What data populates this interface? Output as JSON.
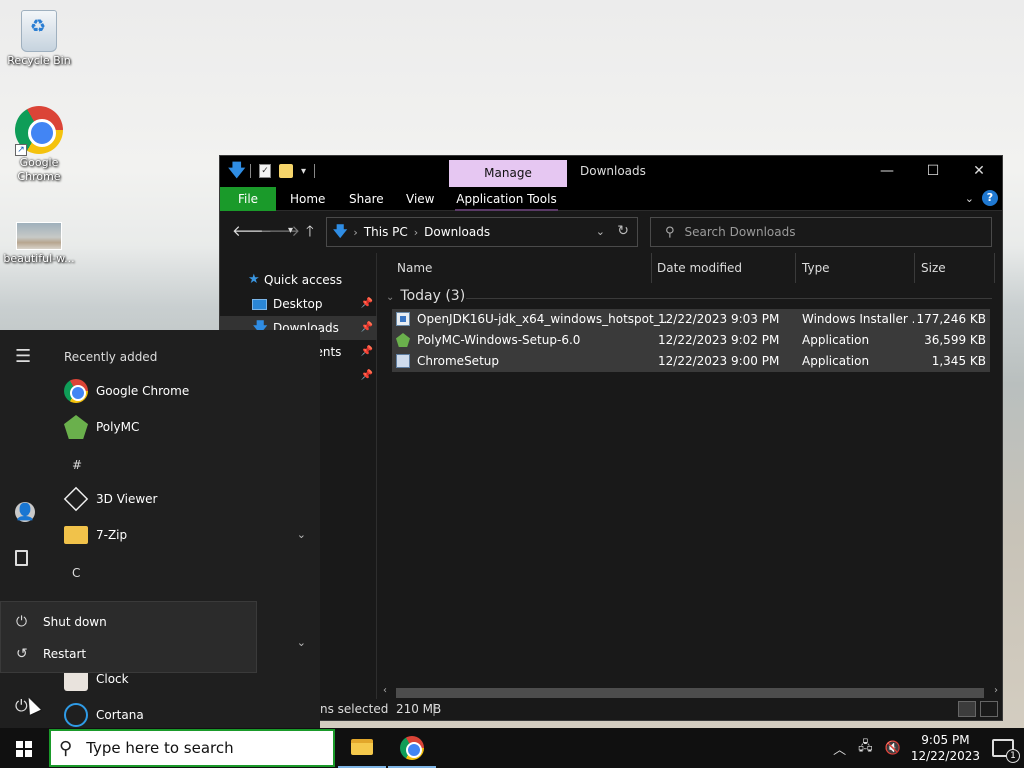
{
  "desktop": {
    "icons": [
      {
        "label": "Recycle Bin",
        "icon": "recycle-bin-icon"
      },
      {
        "label": "Google Chrome",
        "icon": "chrome-icon"
      },
      {
        "label": "beautiful-w...",
        "icon": "image-thumbnail-icon"
      }
    ]
  },
  "explorer": {
    "title": "Downloads",
    "context_tab": "Manage",
    "ribbon_tabs": [
      "File",
      "Home",
      "Share",
      "View",
      "Application Tools"
    ],
    "address": {
      "root": "This PC",
      "current": "Downloads"
    },
    "search_placeholder": "Search Downloads",
    "nav": {
      "quick_access": "Quick access",
      "items": [
        {
          "label": "Desktop",
          "icon": "desktop-icon"
        },
        {
          "label": "Downloads",
          "icon": "downloads-icon"
        },
        {
          "label": "Documents",
          "icon": "documents-icon"
        }
      ]
    },
    "columns": [
      "Name",
      "Date modified",
      "Type",
      "Size"
    ],
    "group": "Today (3)",
    "files": [
      {
        "name": "OpenJDK16U-jdk_x64_windows_hotspot_...",
        "date": "12/22/2023 9:03 PM",
        "type": "Windows Installer ...",
        "size": "177,246 KB",
        "icon": "msi-installer-icon"
      },
      {
        "name": "PolyMC-Windows-Setup-6.0",
        "date": "12/22/2023 9:02 PM",
        "type": "Application",
        "size": "36,599 KB",
        "icon": "polymc-icon"
      },
      {
        "name": "ChromeSetup",
        "date": "12/22/2023 9:00 PM",
        "type": "Application",
        "size": "1,345 KB",
        "icon": "setup-icon"
      }
    ],
    "status": "ns selected  210 MB"
  },
  "start_menu": {
    "recently_added_header": "Recently added",
    "recent_apps": [
      {
        "label": "Google Chrome",
        "icon": "chrome-icon"
      },
      {
        "label": "PolyMC",
        "icon": "polymc-icon"
      }
    ],
    "section_hash": "#",
    "apps_hash": [
      {
        "label": "3D Viewer",
        "icon": "cube-icon"
      },
      {
        "label": "7-Zip",
        "icon": "folder-icon"
      }
    ],
    "section_c": "C",
    "apps_c": [
      {
        "label": "Clock",
        "icon": "clock-icon"
      },
      {
        "label": "Cortana",
        "icon": "cortana-icon"
      }
    ],
    "power_options": [
      "Shut down",
      "Restart"
    ]
  },
  "taskbar": {
    "search_placeholder": "Type here to search",
    "pinned": [
      {
        "name": "File Explorer",
        "icon": "file-explorer-icon"
      },
      {
        "name": "Google Chrome",
        "icon": "chrome-icon"
      }
    ],
    "time": "9:05 PM",
    "date": "12/22/2023",
    "notification_count": "1"
  }
}
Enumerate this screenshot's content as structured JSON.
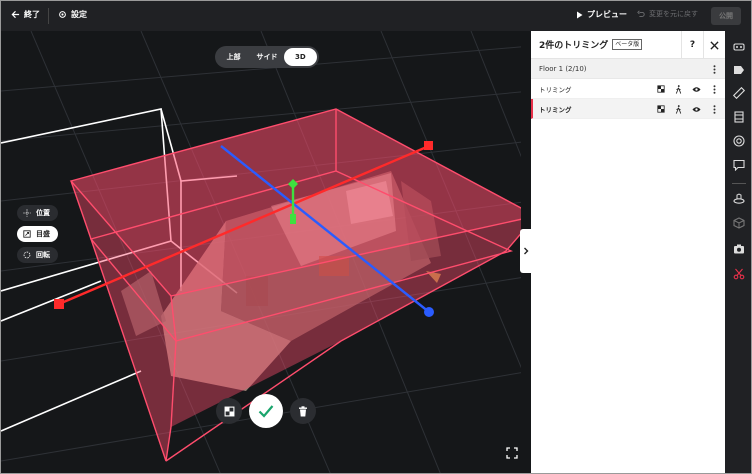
{
  "topbar": {
    "exit_label": "終了",
    "settings_label": "設定",
    "preview_label": "プレビュー",
    "undo_label": "変更を元に戻す",
    "publish_label": "公開"
  },
  "view_toggle": {
    "options": [
      "上部",
      "サイド",
      "3D"
    ],
    "selected": "3D"
  },
  "tools": {
    "position_label": "位置",
    "scale_label": "目盛",
    "rotate_label": "回転",
    "selected": "目盛"
  },
  "panel": {
    "title": "2件のトリミング",
    "beta_label": "ベータ版",
    "help_label": "?",
    "floor_label": "Floor 1 (2/10)",
    "rows": [
      {
        "label": "トリミング",
        "selected": false
      },
      {
        "label": "トリミング",
        "selected": true
      }
    ]
  },
  "right_toolbar": {
    "icons": [
      "vr-headset-icon",
      "tag-icon",
      "ruler-icon",
      "film-icon",
      "target-icon",
      "comment-icon",
      "floor-plan-icon",
      "cube-icon",
      "camera-icon",
      "scissors-icon"
    ],
    "active_icon": "scissors-icon"
  },
  "colors": {
    "accent": "#e8314a",
    "trim_box": "#ff4d6d",
    "axis_x": "#ff2a2a",
    "axis_y": "#2a6cff",
    "axis_z": "#3fe03f",
    "confirm": "#1aa56d"
  }
}
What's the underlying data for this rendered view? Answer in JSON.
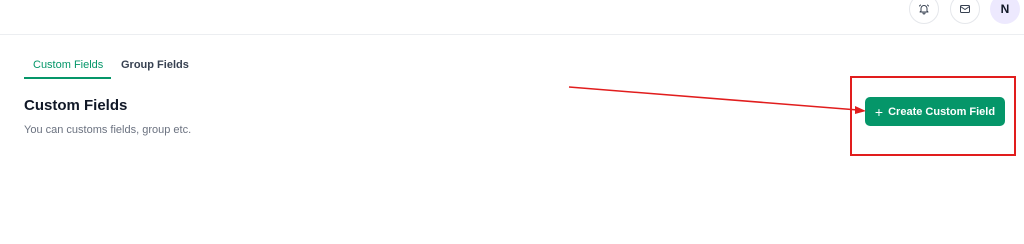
{
  "header": {
    "bell_icon": "bell-icon",
    "mail_icon": "mail-icon",
    "avatar_initial": "N"
  },
  "tabs": [
    {
      "label": "Custom Fields",
      "active": true
    },
    {
      "label": "Group Fields",
      "active": false
    }
  ],
  "main": {
    "title": "Custom Fields",
    "subtitle": "You can customs fields, group etc.",
    "create_button_label": "Create Custom Field",
    "create_button_icon": "plus-icon"
  },
  "annotation": {
    "color": "#e11d1d",
    "shapes": [
      "highlight-box",
      "arrow"
    ]
  },
  "colors": {
    "accent": "#059669",
    "avatar_bg": "#ede9fe"
  }
}
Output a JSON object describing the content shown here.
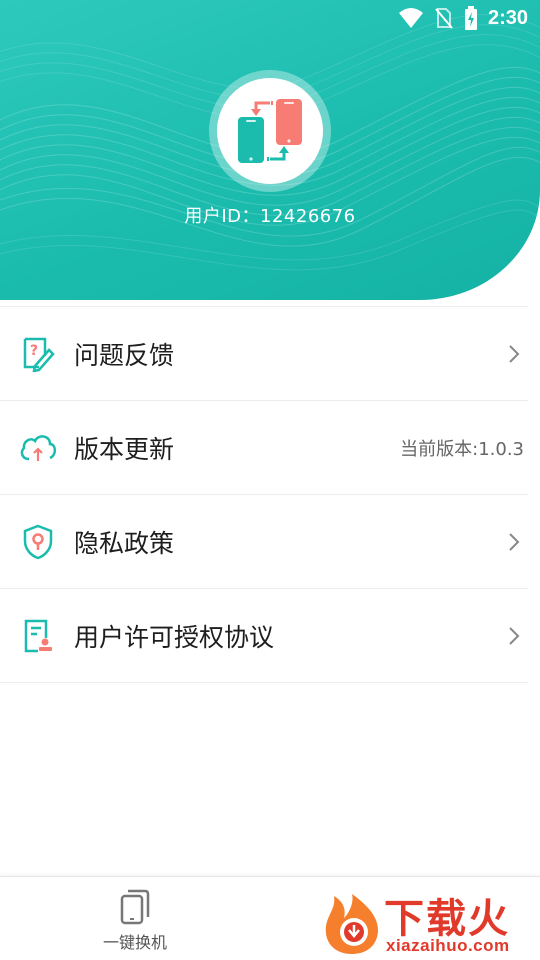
{
  "status_bar": {
    "time": "2:30",
    "icons": [
      "wifi-icon",
      "no-sim-icon",
      "battery-charging-icon"
    ]
  },
  "header": {
    "user_id_text": "用户ID：12426676",
    "avatar_icon": "phone-transfer-icon",
    "colors": {
      "primary": "#1bbcae",
      "accent_red": "#f67c74"
    }
  },
  "menu": {
    "items": [
      {
        "label": "问题反馈",
        "icon": "feedback-icon",
        "right": "chevron"
      },
      {
        "label": "版本更新",
        "icon": "cloud-update-icon",
        "right_text": "当前版本:1.0.3"
      },
      {
        "label": "隐私政策",
        "icon": "privacy-shield-icon",
        "right": "chevron"
      },
      {
        "label": "用户许可授权协议",
        "icon": "agreement-document-icon",
        "right": "chevron"
      }
    ]
  },
  "bottom_nav": {
    "tabs": [
      {
        "label": "一键换机",
        "icon": "phone-switch-icon"
      }
    ]
  },
  "watermark": {
    "text": "下载火",
    "sub": "xiazaihuo.com"
  }
}
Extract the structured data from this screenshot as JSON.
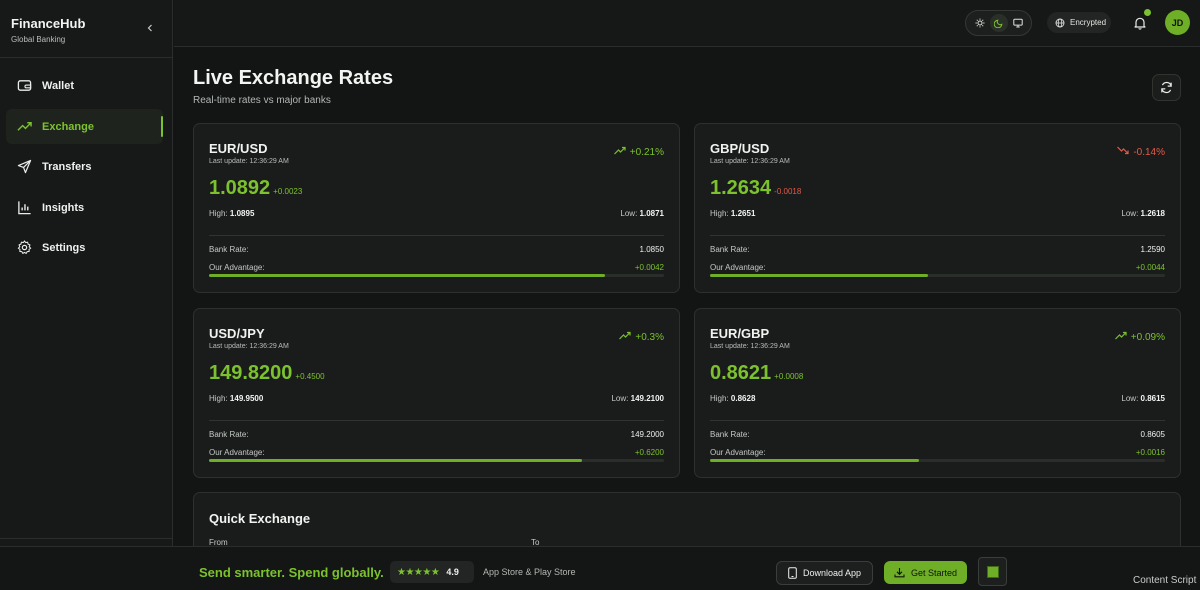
{
  "brand": {
    "title": "FinanceHub",
    "subtitle": "Global Banking"
  },
  "sidebar": {
    "items": [
      {
        "label": "Wallet",
        "icon": "wallet-icon",
        "active": false
      },
      {
        "label": "Exchange",
        "icon": "trending-up-icon",
        "active": true
      },
      {
        "label": "Transfers",
        "icon": "send-icon",
        "active": false
      },
      {
        "label": "Insights",
        "icon": "bar-chart-icon",
        "active": false
      },
      {
        "label": "Settings",
        "icon": "gear-icon",
        "active": false
      }
    ]
  },
  "header": {
    "theme_options": [
      "sun-icon",
      "moon-icon",
      "monitor-icon"
    ],
    "theme_active": "moon-icon",
    "encrypted_label": "Encrypted",
    "avatar_initials": "JD"
  },
  "main": {
    "title": "Live Exchange Rates",
    "subtitle": "Real-time rates vs major banks"
  },
  "labels": {
    "high": "High:",
    "low": "Low:",
    "bank_rate": "Bank Rate:",
    "our_advantage": "Our Advantage:"
  },
  "rates": [
    {
      "pair": "EUR/USD",
      "last_update": "Last update: 12:36:29 AM",
      "change": "+0.21%",
      "direction": "up",
      "rate": "1.0892",
      "delta": "+0.0023",
      "high": "1.0895",
      "low": "1.0871",
      "bank_rate": "1.0850",
      "advantage": "+0.0042",
      "advantage_fill": 0.87
    },
    {
      "pair": "GBP/USD",
      "last_update": "Last update: 12:36:29 AM",
      "change": "-0.14%",
      "direction": "down",
      "rate": "1.2634",
      "delta": "-0.0018",
      "high": "1.2651",
      "low": "1.2618",
      "bank_rate": "1.2590",
      "advantage": "+0.0044",
      "advantage_fill": 0.48
    },
    {
      "pair": "USD/JPY",
      "last_update": "Last update: 12:36:29 AM",
      "change": "+0.3%",
      "direction": "up",
      "rate": "149.8200",
      "delta": "+0.4500",
      "high": "149.9500",
      "low": "149.2100",
      "bank_rate": "149.2000",
      "advantage": "+0.6200",
      "advantage_fill": 0.82
    },
    {
      "pair": "EUR/GBP",
      "last_update": "Last update: 12:36:29 AM",
      "change": "+0.09%",
      "direction": "up",
      "rate": "0.8621",
      "delta": "+0.0008",
      "high": "0.8628",
      "low": "0.8615",
      "bank_rate": "0.8605",
      "advantage": "+0.0016",
      "advantage_fill": 0.46
    }
  ],
  "quick_exchange": {
    "title": "Quick Exchange",
    "from_label": "From",
    "to_label": "To"
  },
  "banner": {
    "slogan": "Send smarter. Spend globally.",
    "stars": "★★★★★",
    "rating": "4.9",
    "store_text": "App Store & Play Store",
    "download_label": "Download App",
    "get_started_label": "Get Started",
    "content_script": "Content Script"
  },
  "colors": {
    "accent": "#7cc22e",
    "negative": "#e35a48",
    "background": "#131514"
  }
}
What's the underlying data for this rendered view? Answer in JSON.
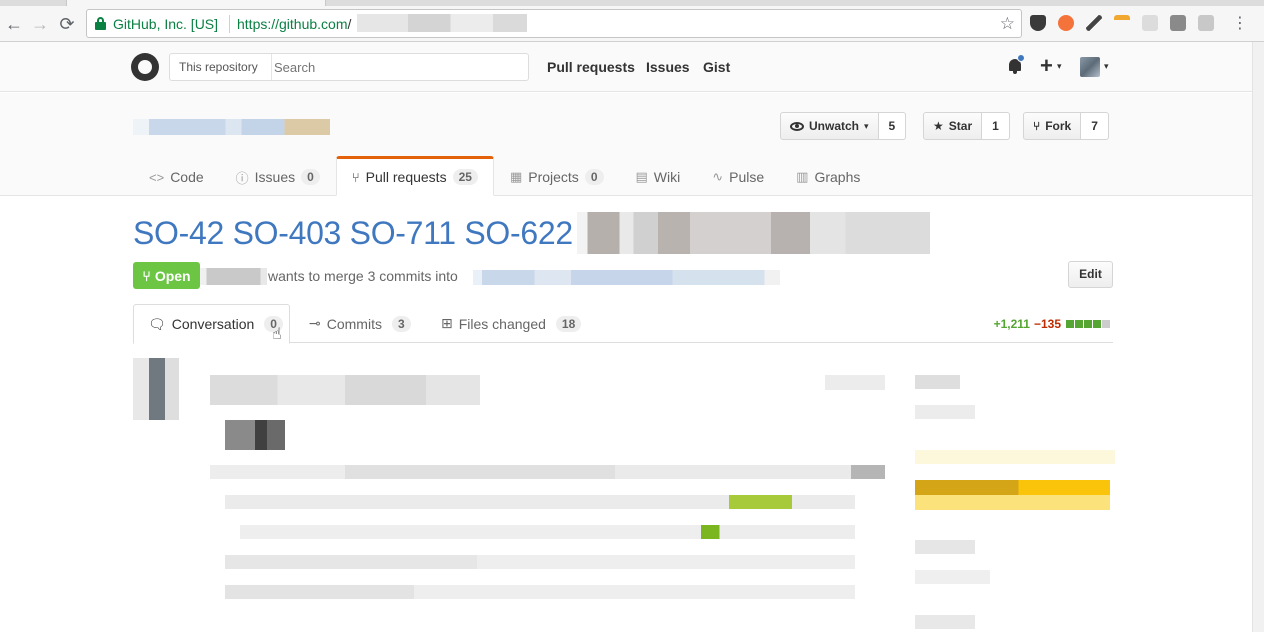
{
  "browser": {
    "ev_label": "GitHub, Inc. [US]",
    "url_host": "https://github.com",
    "url_path": "/",
    "icons": [
      "back-icon",
      "forward-icon",
      "reload-icon",
      "lock-icon",
      "bookmark-star-icon"
    ],
    "nav_back": "←",
    "nav_forward": "→",
    "nav_reload": "⟳",
    "star_glyph": "☆"
  },
  "header": {
    "search_scope": "This repository",
    "search_placeholder": "Search",
    "nav": [
      "Pull requests",
      "Issues",
      "Gist"
    ],
    "plus": "+",
    "caret": "▾"
  },
  "repo": {
    "actions": [
      {
        "label": "Unwatch",
        "count": "5"
      },
      {
        "label": "Star",
        "count": "1"
      },
      {
        "label": "Fork",
        "count": "7"
      }
    ],
    "tabs": [
      {
        "icon": "<>",
        "label": "Code",
        "count": ""
      },
      {
        "icon": "ⓘ",
        "label": "Issues",
        "count": "0"
      },
      {
        "icon": "⑂",
        "label": "Pull requests",
        "count": "25"
      },
      {
        "icon": "▦",
        "label": "Projects",
        "count": "0"
      },
      {
        "icon": "▤",
        "label": "Wiki",
        "count": ""
      },
      {
        "icon": "∿",
        "label": "Pulse",
        "count": ""
      },
      {
        "icon": "▥",
        "label": "Graphs",
        "count": ""
      }
    ]
  },
  "pr": {
    "title": "SO-42 SO-403 SO-711 SO-622",
    "edit_label": "Edit",
    "state": "Open",
    "merge_text": "wants to merge 3 commits into",
    "tabs": [
      {
        "label": "Conversation",
        "count": "0"
      },
      {
        "label": "Commits",
        "count": "3"
      },
      {
        "label": "Files changed",
        "count": "18"
      }
    ],
    "additions": "+1,211",
    "deletions": "−135",
    "diffstat_blocks": [
      "#55a532",
      "#55a532",
      "#55a532",
      "#55a532",
      "#cccccc"
    ]
  }
}
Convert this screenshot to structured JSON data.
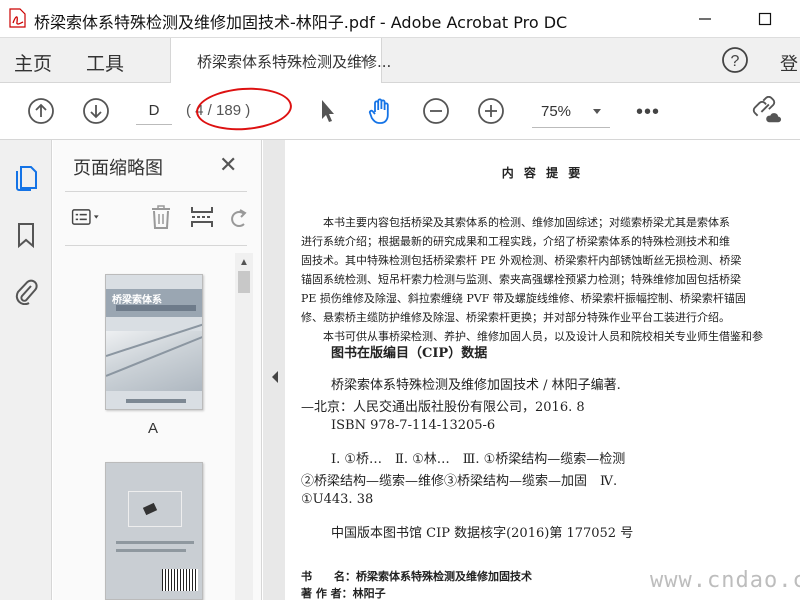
{
  "window": {
    "title": "桥梁索体系特殊检测及维修加固技术-林阳子.pdf - Adobe Acrobat Pro DC"
  },
  "menu": {
    "home": "主页",
    "tools": "工具",
    "tab_title": "桥梁索体系特殊检测及维修...",
    "tab_close": "×",
    "signin": "登"
  },
  "toolbar": {
    "page_input": "D",
    "page_total": "( 4 / 189 )",
    "zoom": "75%",
    "more": "•••"
  },
  "panel": {
    "title": "页面缩略图",
    "close": "✕",
    "thumbs": [
      {
        "cover_title": "桥梁索体系",
        "label": "A"
      }
    ]
  },
  "document": {
    "heading": "内 容 提 要",
    "summary_lines": [
      "本书主要内容包括桥梁及其索体系的检测、维修加固综述；对缆索桥梁尤其是索体系",
      "进行系统介绍；根据最新的研究成果和工程实践，介绍了桥梁索体系的特殊检测技术和维",
      "固技术。其中特殊检测包括桥梁索杆 PE 外观检测、桥梁索杆内部锈蚀断丝无损检测、桥梁",
      "锚固系统检测、短吊杆索力检测与监测、索夹高强螺栓预紧力检测；特殊维修加固包括桥梁",
      "PE 损伤维修及除湿、斜拉索缠绕 PVF 带及螺旋线维修、桥梁索杆振幅控制、桥梁索杆锚固",
      "修、悬索桥主缆防护维修及除湿、桥梁索杆更换；并对部分特殊作业平台工装进行介绍。",
      "本书可供从事桥梁检测、养护、维修加固人员，以及设计人员和院校相关专业师生借鉴和参"
    ],
    "cip_title": "图书在版编目（CIP）数据",
    "cip_lines": [
      "桥梁索体系特殊检测及维修加固技术 / 林阳子编著.",
      "—北京：人民交通出版社股份有限公司，2016. 8",
      "ISBN 978-7-114-13205-6",
      "Ⅰ. ①桥…　Ⅱ. ①林…　Ⅲ. ①桥梁结构—缆索—检测",
      "②桥梁结构—缆索—维修③桥梁结构—缆索—加固　Ⅳ.",
      "①U443. 38",
      "中国版本图书馆 CIP 数据核字(2016)第 177052 号"
    ],
    "book_name_line": "书　　名：桥梁索体系特殊检测及维修加固技术",
    "author_line": "著 作 者：林阳子"
  },
  "watermark": "www.cndao.com",
  "colors": {
    "annotation_ellipse": "#dd1111",
    "accent_blue": "#1473e6",
    "toolbar_icon": "#555555"
  },
  "icons": {
    "app": "acrobat-pdf-icon",
    "help": "question-circle-icon",
    "prev_page": "arrow-up-circle-icon",
    "next_page": "arrow-down-circle-icon",
    "select": "cursor-arrow-icon",
    "hand": "hand-pan-icon",
    "zoom_out": "minus-circle-icon",
    "zoom_in": "plus-circle-icon",
    "share": "link-cloud-icon",
    "pages": "page-thumbnails-icon",
    "bookmarks": "bookmark-icon",
    "attachments": "paperclip-icon"
  }
}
************
Leave out every line without the string "data" and copy the rest.

[Correct output]:
What data populates this interface? Output as JSON.
What's the underlying data for this rendered view? Answer in JSON.
Extract the structured data from this screenshot as JSON.
What's the underlying data for this rendered view? Answer in JSON.
Convert this screenshot to structured JSON data.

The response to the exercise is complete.